(Figure record listings)

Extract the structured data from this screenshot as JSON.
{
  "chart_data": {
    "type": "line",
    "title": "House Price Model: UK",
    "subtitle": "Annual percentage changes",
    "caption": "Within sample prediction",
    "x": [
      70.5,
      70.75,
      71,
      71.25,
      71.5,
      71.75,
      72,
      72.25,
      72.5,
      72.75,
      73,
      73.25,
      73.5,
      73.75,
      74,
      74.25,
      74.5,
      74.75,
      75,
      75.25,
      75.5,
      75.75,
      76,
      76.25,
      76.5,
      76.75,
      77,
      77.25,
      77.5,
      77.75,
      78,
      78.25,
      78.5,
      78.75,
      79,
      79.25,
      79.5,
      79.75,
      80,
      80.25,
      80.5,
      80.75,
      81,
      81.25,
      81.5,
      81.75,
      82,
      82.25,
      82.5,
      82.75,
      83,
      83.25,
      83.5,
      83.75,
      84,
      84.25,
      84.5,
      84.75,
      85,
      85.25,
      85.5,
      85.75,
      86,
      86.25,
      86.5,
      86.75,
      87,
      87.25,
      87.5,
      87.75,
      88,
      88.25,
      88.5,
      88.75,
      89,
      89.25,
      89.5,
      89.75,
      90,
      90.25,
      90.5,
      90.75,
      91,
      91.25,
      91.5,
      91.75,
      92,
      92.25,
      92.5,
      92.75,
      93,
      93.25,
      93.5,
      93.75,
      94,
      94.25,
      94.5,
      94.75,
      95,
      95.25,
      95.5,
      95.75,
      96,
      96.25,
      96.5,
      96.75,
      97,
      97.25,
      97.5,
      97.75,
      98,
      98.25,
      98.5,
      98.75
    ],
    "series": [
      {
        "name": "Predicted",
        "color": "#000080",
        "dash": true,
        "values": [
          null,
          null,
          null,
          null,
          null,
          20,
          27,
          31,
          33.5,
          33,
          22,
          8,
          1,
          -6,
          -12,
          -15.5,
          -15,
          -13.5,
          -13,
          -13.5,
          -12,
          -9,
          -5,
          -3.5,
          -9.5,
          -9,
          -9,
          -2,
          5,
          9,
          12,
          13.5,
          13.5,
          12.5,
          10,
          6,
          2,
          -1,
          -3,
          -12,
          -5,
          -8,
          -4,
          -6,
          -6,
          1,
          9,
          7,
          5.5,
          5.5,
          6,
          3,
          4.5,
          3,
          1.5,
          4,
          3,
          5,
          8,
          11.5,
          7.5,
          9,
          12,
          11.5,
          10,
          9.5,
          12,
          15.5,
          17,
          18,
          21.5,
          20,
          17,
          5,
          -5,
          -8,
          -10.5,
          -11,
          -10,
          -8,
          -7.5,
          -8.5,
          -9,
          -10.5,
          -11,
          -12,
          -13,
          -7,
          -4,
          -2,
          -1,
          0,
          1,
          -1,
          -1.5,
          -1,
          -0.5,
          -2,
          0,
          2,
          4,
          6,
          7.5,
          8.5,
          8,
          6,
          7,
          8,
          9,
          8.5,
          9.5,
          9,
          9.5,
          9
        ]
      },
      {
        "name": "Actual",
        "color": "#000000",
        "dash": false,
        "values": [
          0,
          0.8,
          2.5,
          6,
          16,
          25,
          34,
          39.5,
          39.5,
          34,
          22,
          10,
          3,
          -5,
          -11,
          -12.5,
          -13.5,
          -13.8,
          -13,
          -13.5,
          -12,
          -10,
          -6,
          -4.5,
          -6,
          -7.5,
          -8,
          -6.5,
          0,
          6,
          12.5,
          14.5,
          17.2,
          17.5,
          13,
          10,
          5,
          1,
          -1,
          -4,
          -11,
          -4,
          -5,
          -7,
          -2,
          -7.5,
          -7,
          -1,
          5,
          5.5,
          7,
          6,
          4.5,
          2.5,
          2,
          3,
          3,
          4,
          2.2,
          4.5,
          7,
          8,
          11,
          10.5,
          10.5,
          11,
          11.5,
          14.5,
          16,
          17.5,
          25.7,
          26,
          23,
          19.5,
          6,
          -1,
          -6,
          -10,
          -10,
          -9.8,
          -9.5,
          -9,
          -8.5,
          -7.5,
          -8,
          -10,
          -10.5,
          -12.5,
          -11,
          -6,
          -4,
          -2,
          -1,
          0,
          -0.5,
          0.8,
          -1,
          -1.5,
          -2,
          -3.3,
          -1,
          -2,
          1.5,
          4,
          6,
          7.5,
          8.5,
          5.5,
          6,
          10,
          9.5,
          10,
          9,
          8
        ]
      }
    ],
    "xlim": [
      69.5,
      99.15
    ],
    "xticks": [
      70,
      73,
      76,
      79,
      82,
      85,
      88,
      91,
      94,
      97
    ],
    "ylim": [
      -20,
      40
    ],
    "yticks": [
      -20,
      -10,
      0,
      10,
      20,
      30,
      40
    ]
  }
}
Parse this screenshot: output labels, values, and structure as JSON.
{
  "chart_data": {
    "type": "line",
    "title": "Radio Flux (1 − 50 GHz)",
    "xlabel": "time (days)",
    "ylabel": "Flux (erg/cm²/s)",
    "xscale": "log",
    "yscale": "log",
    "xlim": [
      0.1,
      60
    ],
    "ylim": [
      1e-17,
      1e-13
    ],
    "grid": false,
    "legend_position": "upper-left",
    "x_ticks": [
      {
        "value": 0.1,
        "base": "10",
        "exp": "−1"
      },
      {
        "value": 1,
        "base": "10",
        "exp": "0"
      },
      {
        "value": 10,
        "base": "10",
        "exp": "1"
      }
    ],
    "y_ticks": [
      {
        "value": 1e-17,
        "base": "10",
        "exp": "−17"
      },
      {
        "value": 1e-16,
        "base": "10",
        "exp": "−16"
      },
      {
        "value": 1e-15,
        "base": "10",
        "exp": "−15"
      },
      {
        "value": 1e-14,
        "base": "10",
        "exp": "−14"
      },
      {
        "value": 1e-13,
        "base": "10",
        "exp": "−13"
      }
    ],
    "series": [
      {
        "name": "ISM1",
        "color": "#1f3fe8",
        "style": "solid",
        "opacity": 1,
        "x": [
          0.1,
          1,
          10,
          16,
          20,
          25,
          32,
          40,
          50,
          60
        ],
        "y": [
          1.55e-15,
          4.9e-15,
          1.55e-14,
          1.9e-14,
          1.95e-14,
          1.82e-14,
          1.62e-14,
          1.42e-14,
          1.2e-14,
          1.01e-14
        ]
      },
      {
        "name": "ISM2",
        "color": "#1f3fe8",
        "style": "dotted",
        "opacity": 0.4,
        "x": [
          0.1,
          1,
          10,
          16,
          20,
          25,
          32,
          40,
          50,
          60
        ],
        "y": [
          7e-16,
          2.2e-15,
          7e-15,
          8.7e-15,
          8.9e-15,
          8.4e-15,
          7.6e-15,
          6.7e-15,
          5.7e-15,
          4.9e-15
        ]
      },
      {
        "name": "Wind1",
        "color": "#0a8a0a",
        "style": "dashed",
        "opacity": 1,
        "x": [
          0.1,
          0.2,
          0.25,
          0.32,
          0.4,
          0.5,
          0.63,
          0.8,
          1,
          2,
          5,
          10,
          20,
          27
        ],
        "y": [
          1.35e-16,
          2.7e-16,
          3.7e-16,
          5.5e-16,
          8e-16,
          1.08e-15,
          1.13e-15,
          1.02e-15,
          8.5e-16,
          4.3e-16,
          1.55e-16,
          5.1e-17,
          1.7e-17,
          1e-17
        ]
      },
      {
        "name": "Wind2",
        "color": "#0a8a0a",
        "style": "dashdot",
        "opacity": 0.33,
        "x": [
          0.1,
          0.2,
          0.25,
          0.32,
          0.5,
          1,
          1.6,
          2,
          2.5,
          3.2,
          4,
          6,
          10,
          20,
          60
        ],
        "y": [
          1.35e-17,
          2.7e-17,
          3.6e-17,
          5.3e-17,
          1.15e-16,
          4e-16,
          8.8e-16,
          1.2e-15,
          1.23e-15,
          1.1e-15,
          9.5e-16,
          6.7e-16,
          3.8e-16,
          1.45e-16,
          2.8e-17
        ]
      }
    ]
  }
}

### INSTRUCTIONS FOR THE TASK
State how many lines include the string "name", and nothing more.

### TASK OUTPUT
6